TO BE DONE:
Reproduce the rows from the first one through the line containing "Output each element", including both ends, and omit the pictures.

** Begin **

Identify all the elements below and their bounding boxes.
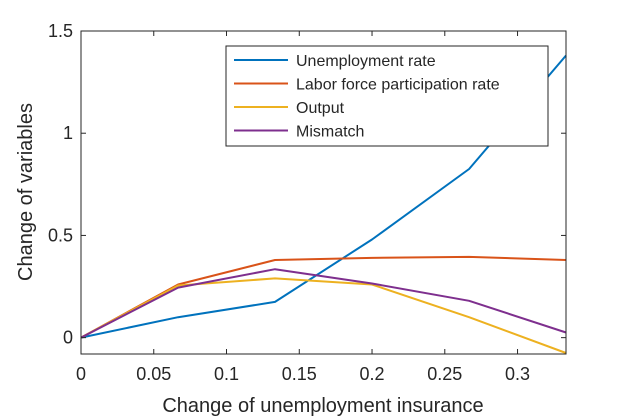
x-tick-label: 0 bbox=[76, 364, 86, 384]
legend-box bbox=[225, 45, 549, 147]
tick-layer: 0 0.05 0.1 0.15 0.2 0.25 0.3 0 0.5 1 1.5 bbox=[48, 21, 566, 384]
y-axis-label: Change of variables bbox=[15, 103, 37, 281]
series-line-3 bbox=[80, 268, 567, 339]
plot-frame bbox=[80, 30, 567, 355]
series-layer bbox=[80, 54, 567, 354]
legend-entry-2: Output bbox=[296, 100, 345, 117]
y-tick-label: 0 bbox=[63, 328, 73, 348]
x-tick-label: 0.05 bbox=[136, 364, 171, 384]
legend-entry-3: Mismatch bbox=[296, 124, 364, 141]
x-tick-label: 0.25 bbox=[427, 364, 462, 384]
x-axis-label: Change of unemployment insurance bbox=[162, 395, 483, 417]
x-tick-label: 0.3 bbox=[505, 364, 530, 384]
series-line-0 bbox=[80, 54, 567, 339]
legend-entry-1: Labor force participation rate bbox=[296, 77, 500, 94]
y-tick-label: 0.5 bbox=[48, 225, 73, 245]
legend: Unemployment rate Labor force participati… bbox=[225, 45, 549, 147]
y-tick-label: 1 bbox=[63, 123, 73, 143]
legend-entry-0: Unemployment rate bbox=[296, 53, 436, 70]
x-tick-label: 0.2 bbox=[360, 364, 385, 384]
x-tick-label: 0.15 bbox=[282, 364, 317, 384]
x-tick-label: 0.1 bbox=[214, 364, 239, 384]
series-line-2 bbox=[80, 277, 567, 354]
y-tick-label: 1.5 bbox=[48, 21, 73, 41]
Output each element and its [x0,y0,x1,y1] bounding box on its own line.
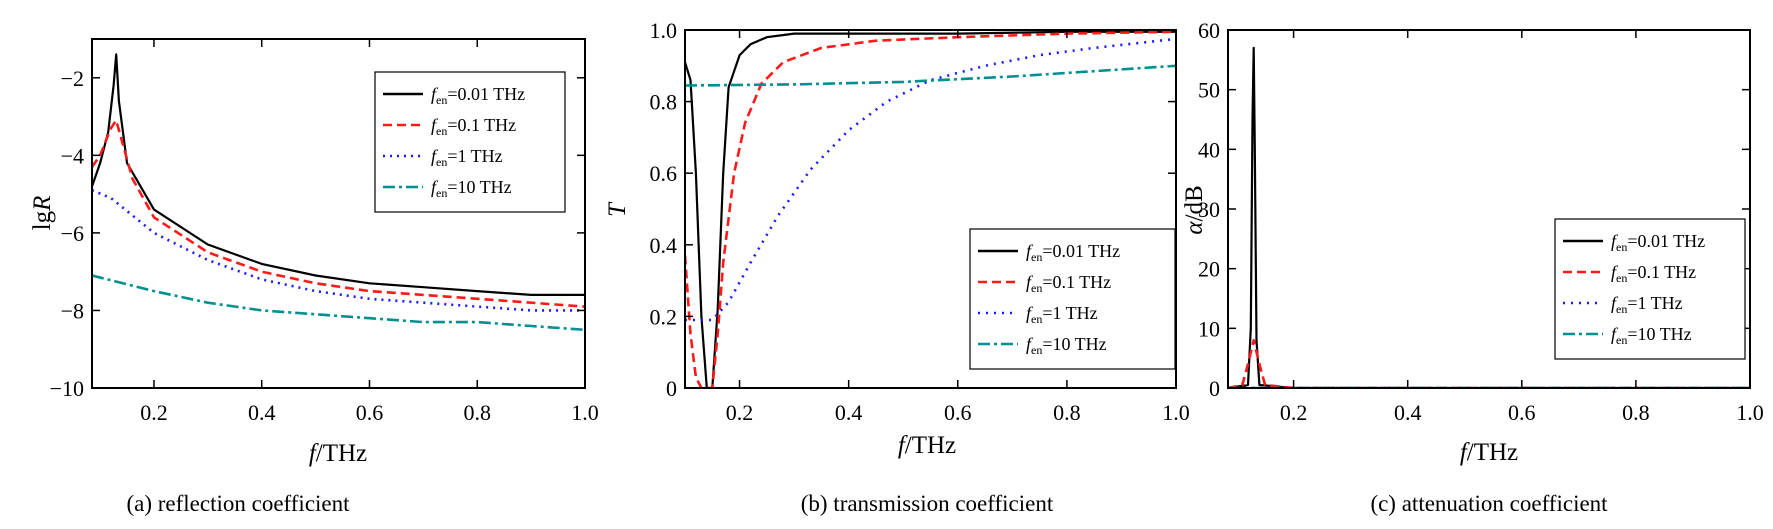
y-tick-label-a: −6 [61,221,84,246]
x-tick-label-a: 0.2 [140,400,168,425]
legend-label-b-3: fen=1 THz [1026,303,1098,326]
y-tick-label-b: 0.8 [650,90,678,115]
plot-area-b [685,30,1176,388]
x-tick-label-b: 0.8 [1053,400,1081,425]
legend-label-b-2: fen=0.1 THz [1026,272,1111,295]
series-line-a-4 [92,274,585,332]
legend-label-c-4: fen=10 THz [1611,324,1692,347]
y-tick-label-b: 0.4 [650,233,678,258]
x-tick-label-c: 0.4 [1394,400,1422,425]
legend-label-c-3: fen=1 THz [1611,293,1683,316]
x-tick-label-b: 0.6 [944,400,972,425]
legend-c: fen=0.01 THz fen=0.1 THz fen=1 THz fen=10 T… [1554,218,1746,360]
legend-label-c-2: fen=0.1 THz [1611,262,1696,285]
series-line-b-4 [685,64,1176,87]
ticks-b: 0.2 0.4 0.6 0.8 1.0 0 0.2 0.4 0.6 0.8 1.0 [650,18,1190,425]
x-tick-label-c: 0.6 [1508,400,1536,425]
caption-c: (c) attenuation coefficient [1370,491,1608,516]
x-tick-label-a: 0.8 [463,400,491,425]
y-tick-label-b: 0.6 [650,161,678,186]
x-tick-label-a: 0.4 [248,400,276,425]
plot-frame-a [91,38,586,389]
legend-label-a-1: fen=0.01 THz [431,84,525,107]
caption-a: (a) reflection coefficient [126,491,350,516]
legend-label-c-1: fen=0.01 THz [1611,231,1705,254]
y-tick-label-b: 0.2 [650,304,678,329]
y-axis-label-b: T [604,201,631,217]
x-tick-label-c: 0.8 [1622,400,1650,425]
y-axis-label-c: α/dB [1181,185,1208,234]
y-tick-label-c: 40 [1198,137,1220,162]
y-tick-label-c: 20 [1198,257,1220,282]
x-tick-label-b: 1.0 [1162,400,1190,425]
y-axis-label-a: lgR [29,196,56,231]
legend-box-c [1554,218,1746,360]
x-tick-label-a: 0.6 [356,400,384,425]
y-tick-label-a: −10 [50,376,84,401]
y-tick-label-b: 0 [666,376,677,401]
panel-b: 0.2 0.4 0.6 0.8 1.000.20.40.60.81.0 T f/THz … [604,18,1190,516]
caption-b: (b) transmission coefficient [801,491,1054,516]
y-tick-label-c: 60 [1198,18,1220,43]
legend-box-a [374,71,566,213]
x-axis-label-c: f/THz [1460,439,1518,466]
series-line-a-1 [92,53,585,296]
x-tick-label-c: 1.0 [1736,400,1764,425]
y-tick-label-c: 30 [1198,197,1220,222]
legend-a: fen=0.01 THz fen=0.1 THz fen=1 THz fen=10 T… [374,71,566,213]
panel-a: 0.2 0.4 0.6 0.8 1.0 −2 −4 −6 −8 −10 lgR f/THz fen… [29,38,599,516]
plot-area-a [92,53,585,332]
ticks-c: 0.2 0.4 0.6 0.8 1.0 0 10 20 30 40 50 60 [1198,18,1764,425]
legend-label-a-4: fen=10 THz [431,177,512,200]
series-line-a-2 [92,119,585,308]
x-tick-label-a: 1.0 [571,400,599,425]
y-tick-label-b: 1.0 [650,18,678,43]
ticks-a: 0.2 0.4 0.6 0.8 1.0 −2 −4 −6 −8 −10 [50,39,599,425]
y-tick-label-c: 0 [1209,376,1220,401]
y-tick-label-c: 50 [1198,78,1220,103]
series-line-a-3 [92,188,585,312]
y-tick-label-a: −2 [61,66,84,91]
legend-label-a-3: fen=1 THz [431,146,503,169]
legend-box-b [969,228,1176,370]
legend-label-b-1: fen=0.01 THz [1026,241,1120,264]
x-tick-label-c: 0.2 [1280,400,1308,425]
legend-label-b-4: fen=10 THz [1026,334,1107,357]
x-axis-label-b: f/THz [898,432,956,459]
series-line-b-2 [685,30,1176,388]
y-tick-label-a: −8 [61,298,84,323]
x-tick-label-b: 0.4 [835,400,863,425]
x-axis-label-a: f/THz [309,440,367,467]
x-tick-label-b: 0.2 [726,400,754,425]
y-tick-label-a: −4 [61,143,84,168]
legend-b: fen=0.01 THz fen=0.1 THz fen=1 THz fen=10 T… [969,228,1176,370]
plot-frame-b [684,29,1177,389]
legend-label-a-2: fen=0.1 THz [431,115,516,138]
y-tick-label-c: 10 [1198,316,1220,341]
series-line-b-1 [685,30,1176,388]
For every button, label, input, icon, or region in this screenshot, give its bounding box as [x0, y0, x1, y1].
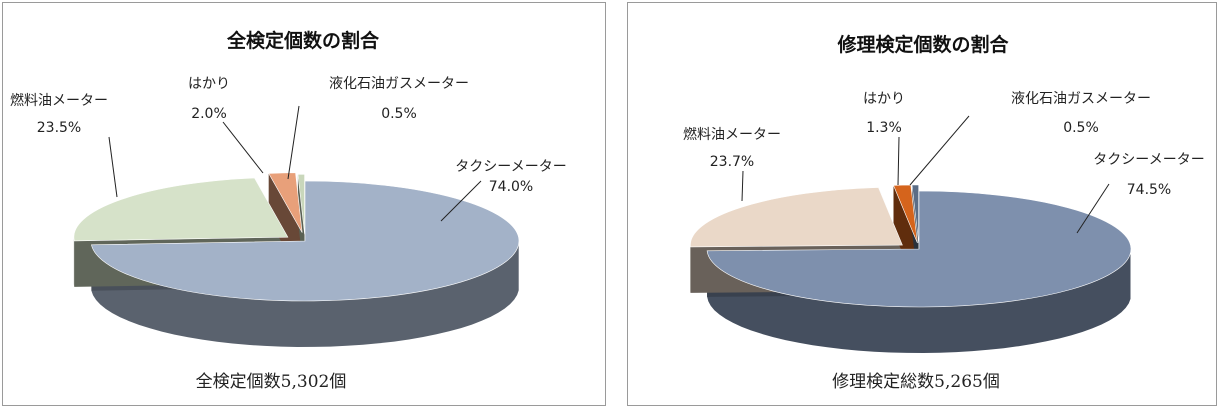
slice-percent-label: 23.7%: [710, 154, 754, 170]
slice-percent-label: 0.5%: [1063, 120, 1099, 136]
leader-line-slice-4: [909, 115, 970, 186]
pie-chart-all: 全検定個数の割合 タクシーメーター 74.0% 燃料油メーター 23.5% はかり 2.0…: [10, 29, 567, 392]
slice-name-label: 液化石油ガスメーター: [1011, 91, 1151, 107]
chart-title: 全検定個数の割合: [226, 29, 380, 52]
leader-line-slice-2: [108, 136, 118, 198]
slice-name-label: はかり: [188, 76, 230, 92]
chart-panel-repair: 修理検定個数の割合 タクシーメーター 74.5% 燃料油メーター 23.7% はかり 1.…: [627, 2, 1217, 406]
slice-percent-label: 23.5%: [37, 120, 81, 136]
chart-caption: 修理検定総数5,265個: [832, 372, 1000, 392]
leader-line-slice-2: [741, 170, 744, 202]
pie-slice-slice-1: [706, 190, 1132, 308]
pie-slice-side-slice-1: [707, 250, 1131, 353]
leader-line-slice-3: [222, 121, 264, 174]
slice-name-label: 燃料油メーター: [10, 92, 108, 109]
slice-name-label: タクシーメーター: [455, 159, 566, 175]
slice-name-label: はかり: [863, 91, 905, 107]
pie-slice-slice-4: [297, 173, 305, 235]
pie-slice-slice-2: [690, 187, 903, 248]
chart-caption: 全検定個数5,302個: [196, 372, 347, 392]
chart-panel-all: 全検定個数の割合 タクシーメーター 74.0% 燃料油メーター 23.5% はかり 2.0…: [2, 2, 606, 406]
leader-line-slice-1: [1076, 183, 1110, 234]
chart-title: 修理検定個数の割合: [836, 33, 1009, 56]
slice-percent-label: 74.5%: [1127, 182, 1171, 198]
leader-line-slice-3: [897, 136, 900, 186]
pie-group: タクシーメーター 74.5% 燃料油メーター 23.7% はかり 1.3% 液化石油ガスメー…: [683, 91, 1205, 353]
pie-slice-slice-2: [73, 177, 289, 242]
pie-slice-side-slice-1: [91, 244, 519, 347]
slice-name-label: 燃料油メーター: [683, 126, 781, 143]
slice-name-label: タクシーメーター: [1093, 152, 1204, 168]
leader-line-slice-4: [287, 105, 300, 180]
slice-percent-label: 1.3%: [866, 120, 902, 136]
slice-percent-label: 0.5%: [381, 106, 417, 122]
slice-percent-label: 74.0%: [489, 179, 533, 195]
pie-slice-slice-3: [893, 184, 918, 244]
pie-group: タクシーメーター 74.0% 燃料油メーター 23.5% はかり 2.0% 液化石油ガスメー…: [10, 76, 567, 347]
pie-chart-repair: 修理検定個数の割合 タクシーメーター 74.5% 燃料油メーター 23.7% はかり 1.…: [683, 33, 1205, 392]
leader-line-slice-1: [440, 180, 482, 222]
slice-percent-label: 2.0%: [191, 106, 227, 122]
slice-name-label: 液化石油ガスメーター: [329, 76, 469, 92]
pie-slice-slice-3: [268, 172, 303, 233]
pie-slice-slice-4: [911, 184, 920, 244]
pie-slice-slice-1: [91, 180, 520, 302]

** End **

THE ANSWER:
Identify all the elements below and their bounding boxes.
x-tick-label: 0 bbox=[76, 364, 86, 384]
legend-box bbox=[225, 45, 549, 147]
tick-layer: 0 0.05 0.1 0.15 0.2 0.25 0.3 0 0.5 1 1.5 bbox=[48, 21, 566, 384]
y-axis-label: Change of variables bbox=[15, 103, 37, 281]
series-line-3 bbox=[80, 268, 567, 339]
plot-frame bbox=[80, 30, 567, 355]
series-layer bbox=[80, 54, 567, 354]
legend-entry-2: Output bbox=[296, 100, 345, 117]
y-tick-label: 0 bbox=[63, 328, 73, 348]
x-tick-label: 0.05 bbox=[136, 364, 171, 384]
legend-entry-3: Mismatch bbox=[296, 124, 364, 141]
x-tick-label: 0.25 bbox=[427, 364, 462, 384]
x-axis-label: Change of unemployment insurance bbox=[162, 395, 483, 417]
x-tick-label: 0.3 bbox=[505, 364, 530, 384]
series-line-0 bbox=[80, 54, 567, 339]
legend-entry-1: Labor force participation rate bbox=[296, 77, 500, 94]
y-tick-label: 0.5 bbox=[48, 225, 73, 245]
legend: Unemployment rate Labor force participati… bbox=[225, 45, 549, 147]
y-tick-label: 1 bbox=[63, 123, 73, 143]
legend-entry-0: Unemployment rate bbox=[296, 53, 436, 70]
x-tick-label: 0.2 bbox=[360, 364, 385, 384]
x-tick-label: 0.15 bbox=[282, 364, 317, 384]
x-tick-label: 0.1 bbox=[214, 364, 239, 384]
series-line-2 bbox=[80, 277, 567, 354]
y-tick-label: 1.5 bbox=[48, 21, 73, 41]
Output each element and its [x0,y0,x1,y1] bounding box on its own line.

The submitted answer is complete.